# Short exercise
Give only the number of lines that include the string "origin".

# Dataset entries
- - - - -
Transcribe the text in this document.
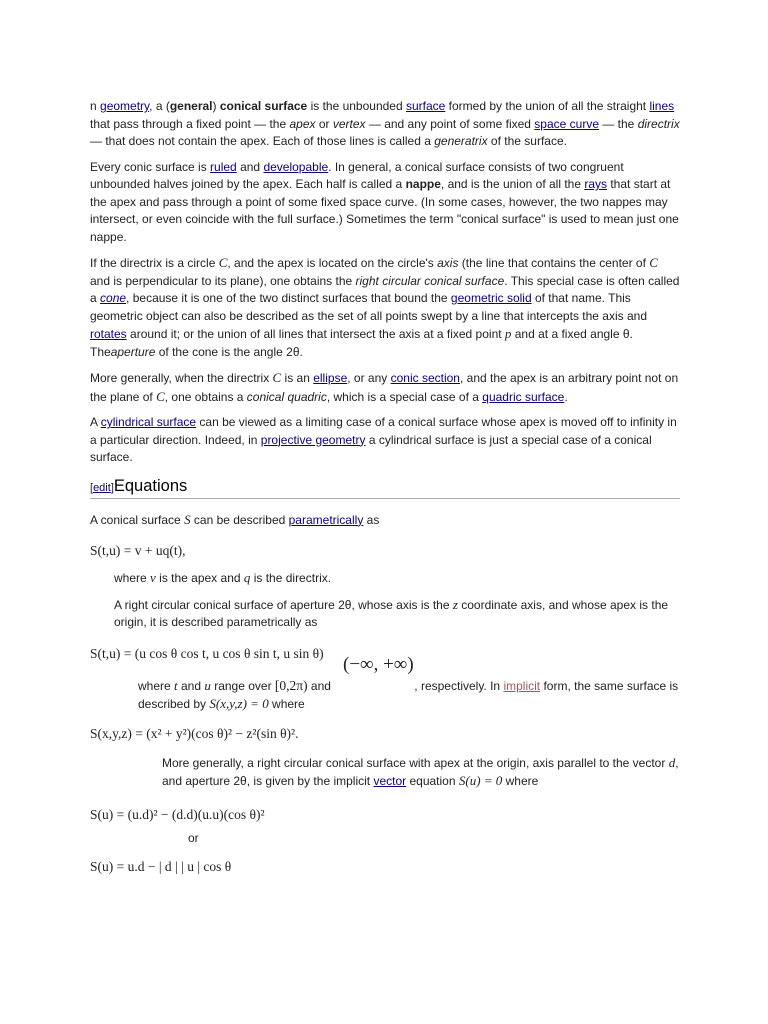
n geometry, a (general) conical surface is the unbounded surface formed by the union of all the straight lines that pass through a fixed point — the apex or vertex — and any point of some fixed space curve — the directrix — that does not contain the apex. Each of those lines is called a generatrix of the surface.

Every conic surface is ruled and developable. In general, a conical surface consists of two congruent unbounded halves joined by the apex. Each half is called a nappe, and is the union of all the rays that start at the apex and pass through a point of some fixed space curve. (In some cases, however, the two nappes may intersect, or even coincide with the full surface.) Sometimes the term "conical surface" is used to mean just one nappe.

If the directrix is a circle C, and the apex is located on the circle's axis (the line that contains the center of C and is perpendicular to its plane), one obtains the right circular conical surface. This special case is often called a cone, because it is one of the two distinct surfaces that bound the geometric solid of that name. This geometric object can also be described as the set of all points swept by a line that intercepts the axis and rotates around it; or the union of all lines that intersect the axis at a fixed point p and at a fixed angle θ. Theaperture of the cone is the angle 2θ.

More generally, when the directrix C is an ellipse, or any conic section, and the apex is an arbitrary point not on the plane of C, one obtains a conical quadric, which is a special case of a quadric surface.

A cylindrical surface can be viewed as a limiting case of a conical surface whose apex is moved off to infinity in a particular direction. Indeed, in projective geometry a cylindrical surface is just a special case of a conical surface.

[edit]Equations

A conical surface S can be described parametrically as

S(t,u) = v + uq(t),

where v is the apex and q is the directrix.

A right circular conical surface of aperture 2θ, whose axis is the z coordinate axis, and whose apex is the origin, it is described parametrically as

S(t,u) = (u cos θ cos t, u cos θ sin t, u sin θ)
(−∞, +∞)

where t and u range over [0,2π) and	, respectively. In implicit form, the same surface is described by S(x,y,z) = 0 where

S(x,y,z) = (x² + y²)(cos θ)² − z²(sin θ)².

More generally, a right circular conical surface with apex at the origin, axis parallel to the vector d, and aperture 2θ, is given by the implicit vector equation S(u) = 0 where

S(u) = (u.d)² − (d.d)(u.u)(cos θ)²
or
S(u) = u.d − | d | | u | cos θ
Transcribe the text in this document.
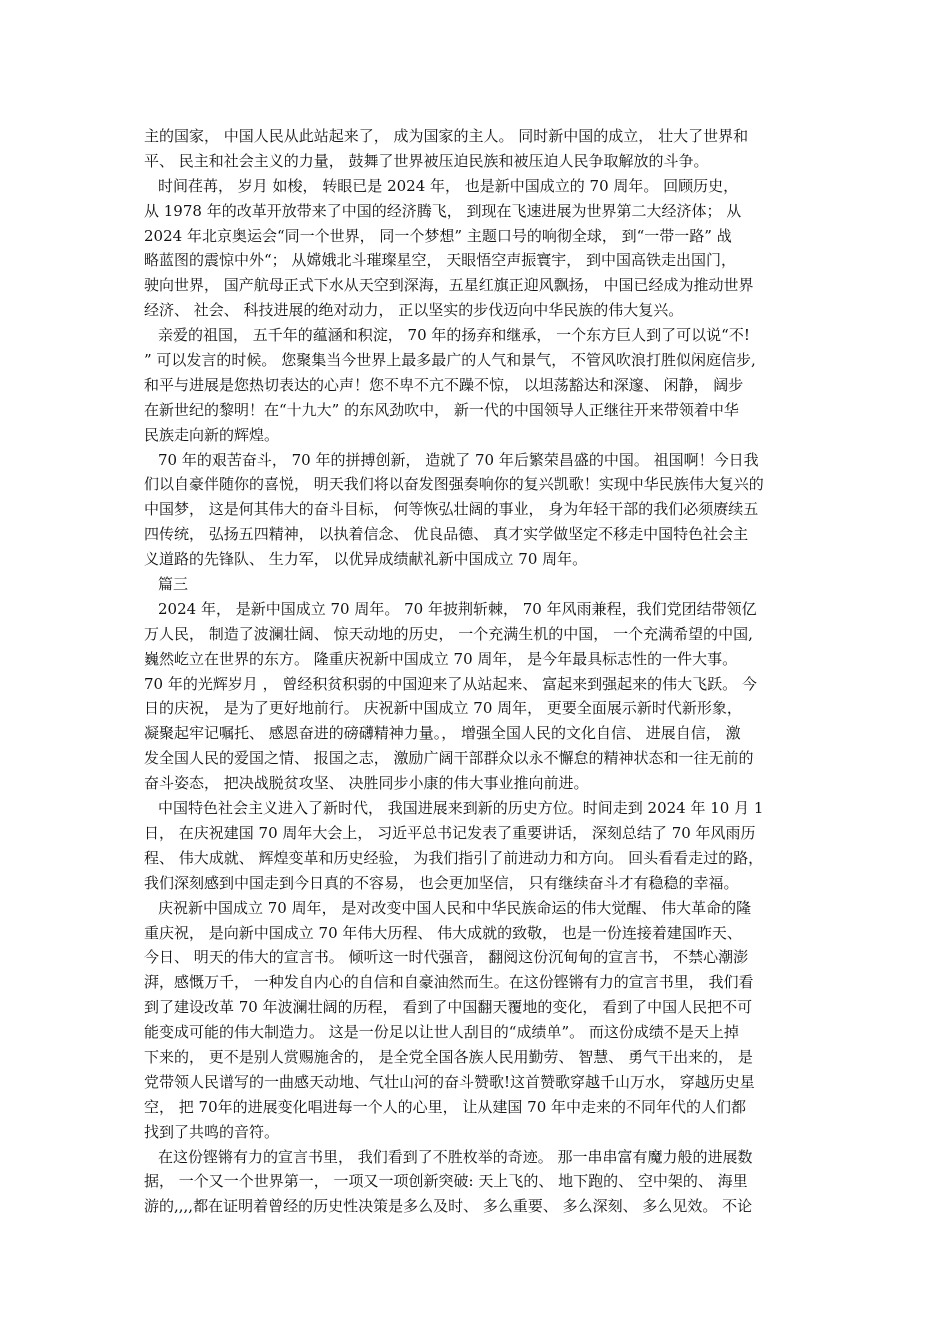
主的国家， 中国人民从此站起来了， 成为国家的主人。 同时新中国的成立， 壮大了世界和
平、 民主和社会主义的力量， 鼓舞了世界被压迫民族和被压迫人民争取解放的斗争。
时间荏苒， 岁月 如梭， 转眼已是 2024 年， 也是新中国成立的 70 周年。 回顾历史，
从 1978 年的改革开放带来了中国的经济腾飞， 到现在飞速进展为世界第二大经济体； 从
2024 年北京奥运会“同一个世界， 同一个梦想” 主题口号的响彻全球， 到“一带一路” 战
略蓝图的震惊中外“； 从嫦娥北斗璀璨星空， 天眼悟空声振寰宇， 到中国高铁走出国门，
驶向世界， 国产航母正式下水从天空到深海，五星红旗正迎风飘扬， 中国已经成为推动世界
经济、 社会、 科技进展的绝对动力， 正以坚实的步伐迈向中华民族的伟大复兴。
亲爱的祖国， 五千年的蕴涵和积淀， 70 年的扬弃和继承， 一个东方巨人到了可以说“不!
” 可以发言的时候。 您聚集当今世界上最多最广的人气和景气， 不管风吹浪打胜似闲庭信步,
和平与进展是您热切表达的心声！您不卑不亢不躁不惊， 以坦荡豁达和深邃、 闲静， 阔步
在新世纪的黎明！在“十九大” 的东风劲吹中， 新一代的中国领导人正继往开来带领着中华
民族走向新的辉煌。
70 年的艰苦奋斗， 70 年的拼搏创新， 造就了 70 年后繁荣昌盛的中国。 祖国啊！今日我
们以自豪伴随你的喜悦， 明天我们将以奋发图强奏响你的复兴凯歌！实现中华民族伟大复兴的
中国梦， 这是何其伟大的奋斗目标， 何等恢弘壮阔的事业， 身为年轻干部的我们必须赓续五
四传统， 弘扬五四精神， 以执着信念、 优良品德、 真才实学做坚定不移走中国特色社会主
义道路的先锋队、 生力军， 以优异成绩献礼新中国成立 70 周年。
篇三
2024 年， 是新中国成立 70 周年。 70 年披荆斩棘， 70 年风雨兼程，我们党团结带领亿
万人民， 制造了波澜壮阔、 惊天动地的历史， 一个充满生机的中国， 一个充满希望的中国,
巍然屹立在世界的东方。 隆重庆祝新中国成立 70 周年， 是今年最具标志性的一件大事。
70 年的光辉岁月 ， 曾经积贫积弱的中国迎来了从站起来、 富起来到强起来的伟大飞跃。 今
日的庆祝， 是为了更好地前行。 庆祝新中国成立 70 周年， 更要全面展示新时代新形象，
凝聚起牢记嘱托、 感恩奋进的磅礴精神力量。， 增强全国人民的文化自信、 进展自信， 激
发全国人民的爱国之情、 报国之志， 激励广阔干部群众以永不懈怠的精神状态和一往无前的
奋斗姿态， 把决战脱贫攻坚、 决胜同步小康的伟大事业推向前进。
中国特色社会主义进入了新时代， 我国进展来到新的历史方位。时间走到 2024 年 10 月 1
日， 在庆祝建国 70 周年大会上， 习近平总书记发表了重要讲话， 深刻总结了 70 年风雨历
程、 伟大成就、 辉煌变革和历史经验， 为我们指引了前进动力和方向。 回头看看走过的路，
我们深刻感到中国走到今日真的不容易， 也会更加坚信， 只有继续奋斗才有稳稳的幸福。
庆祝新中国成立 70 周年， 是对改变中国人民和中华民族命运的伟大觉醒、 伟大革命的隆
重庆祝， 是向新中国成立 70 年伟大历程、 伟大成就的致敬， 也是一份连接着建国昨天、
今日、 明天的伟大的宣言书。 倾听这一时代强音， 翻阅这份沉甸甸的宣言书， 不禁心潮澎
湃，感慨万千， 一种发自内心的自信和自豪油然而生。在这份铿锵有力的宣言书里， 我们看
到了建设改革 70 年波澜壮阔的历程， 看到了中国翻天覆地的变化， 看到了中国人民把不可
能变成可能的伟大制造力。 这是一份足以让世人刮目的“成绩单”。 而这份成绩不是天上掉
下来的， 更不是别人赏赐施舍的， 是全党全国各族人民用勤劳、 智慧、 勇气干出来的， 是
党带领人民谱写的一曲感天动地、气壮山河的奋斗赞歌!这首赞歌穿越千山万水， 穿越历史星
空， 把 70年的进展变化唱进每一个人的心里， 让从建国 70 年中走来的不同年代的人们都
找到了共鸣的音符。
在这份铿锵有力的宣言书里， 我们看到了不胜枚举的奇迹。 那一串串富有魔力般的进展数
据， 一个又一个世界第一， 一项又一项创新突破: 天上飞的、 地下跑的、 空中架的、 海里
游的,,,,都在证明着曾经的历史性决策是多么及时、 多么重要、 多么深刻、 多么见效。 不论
- - - - -
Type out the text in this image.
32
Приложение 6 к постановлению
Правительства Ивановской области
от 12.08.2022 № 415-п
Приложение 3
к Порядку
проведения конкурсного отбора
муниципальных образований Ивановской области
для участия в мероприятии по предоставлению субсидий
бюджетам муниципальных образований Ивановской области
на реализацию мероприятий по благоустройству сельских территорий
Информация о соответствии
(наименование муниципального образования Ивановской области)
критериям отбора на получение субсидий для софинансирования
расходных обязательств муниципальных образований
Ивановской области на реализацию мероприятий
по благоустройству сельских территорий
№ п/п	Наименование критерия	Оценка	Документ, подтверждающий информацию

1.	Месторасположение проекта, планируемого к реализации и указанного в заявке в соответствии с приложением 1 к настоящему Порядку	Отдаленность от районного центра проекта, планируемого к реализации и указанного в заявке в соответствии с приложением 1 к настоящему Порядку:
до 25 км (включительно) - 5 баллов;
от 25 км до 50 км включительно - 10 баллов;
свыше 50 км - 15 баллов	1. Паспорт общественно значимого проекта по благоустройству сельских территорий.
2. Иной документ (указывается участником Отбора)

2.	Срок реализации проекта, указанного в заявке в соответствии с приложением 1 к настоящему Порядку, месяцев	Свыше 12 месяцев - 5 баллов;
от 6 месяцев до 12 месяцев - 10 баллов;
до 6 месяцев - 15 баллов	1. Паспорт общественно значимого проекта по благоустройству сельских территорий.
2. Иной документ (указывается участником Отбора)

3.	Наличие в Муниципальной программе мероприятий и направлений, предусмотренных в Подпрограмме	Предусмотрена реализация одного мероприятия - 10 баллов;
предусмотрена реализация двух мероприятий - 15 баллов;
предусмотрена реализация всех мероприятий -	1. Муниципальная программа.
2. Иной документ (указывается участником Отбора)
- - - - -
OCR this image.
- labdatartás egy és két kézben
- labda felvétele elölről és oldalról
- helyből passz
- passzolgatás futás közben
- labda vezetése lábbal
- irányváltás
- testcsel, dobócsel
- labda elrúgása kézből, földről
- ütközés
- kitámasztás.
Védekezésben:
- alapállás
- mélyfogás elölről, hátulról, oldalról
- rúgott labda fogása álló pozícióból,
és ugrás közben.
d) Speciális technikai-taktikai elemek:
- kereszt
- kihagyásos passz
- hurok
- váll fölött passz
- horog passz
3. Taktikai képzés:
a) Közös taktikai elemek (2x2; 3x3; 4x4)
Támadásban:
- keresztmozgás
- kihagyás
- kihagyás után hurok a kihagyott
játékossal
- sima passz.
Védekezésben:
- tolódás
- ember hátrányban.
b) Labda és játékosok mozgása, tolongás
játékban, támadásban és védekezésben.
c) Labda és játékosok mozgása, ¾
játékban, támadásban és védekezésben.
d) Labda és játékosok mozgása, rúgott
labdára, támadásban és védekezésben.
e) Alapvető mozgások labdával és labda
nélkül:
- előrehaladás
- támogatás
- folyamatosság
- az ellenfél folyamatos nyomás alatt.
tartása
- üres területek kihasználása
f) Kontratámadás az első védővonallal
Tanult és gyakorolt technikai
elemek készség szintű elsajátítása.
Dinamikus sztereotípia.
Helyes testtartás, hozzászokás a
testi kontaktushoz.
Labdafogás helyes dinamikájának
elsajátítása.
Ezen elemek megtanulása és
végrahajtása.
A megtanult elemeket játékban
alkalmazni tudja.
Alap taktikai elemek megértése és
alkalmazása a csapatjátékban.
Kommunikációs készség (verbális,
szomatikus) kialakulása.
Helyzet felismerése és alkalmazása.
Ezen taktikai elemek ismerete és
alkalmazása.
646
- - - - -
# Final result
2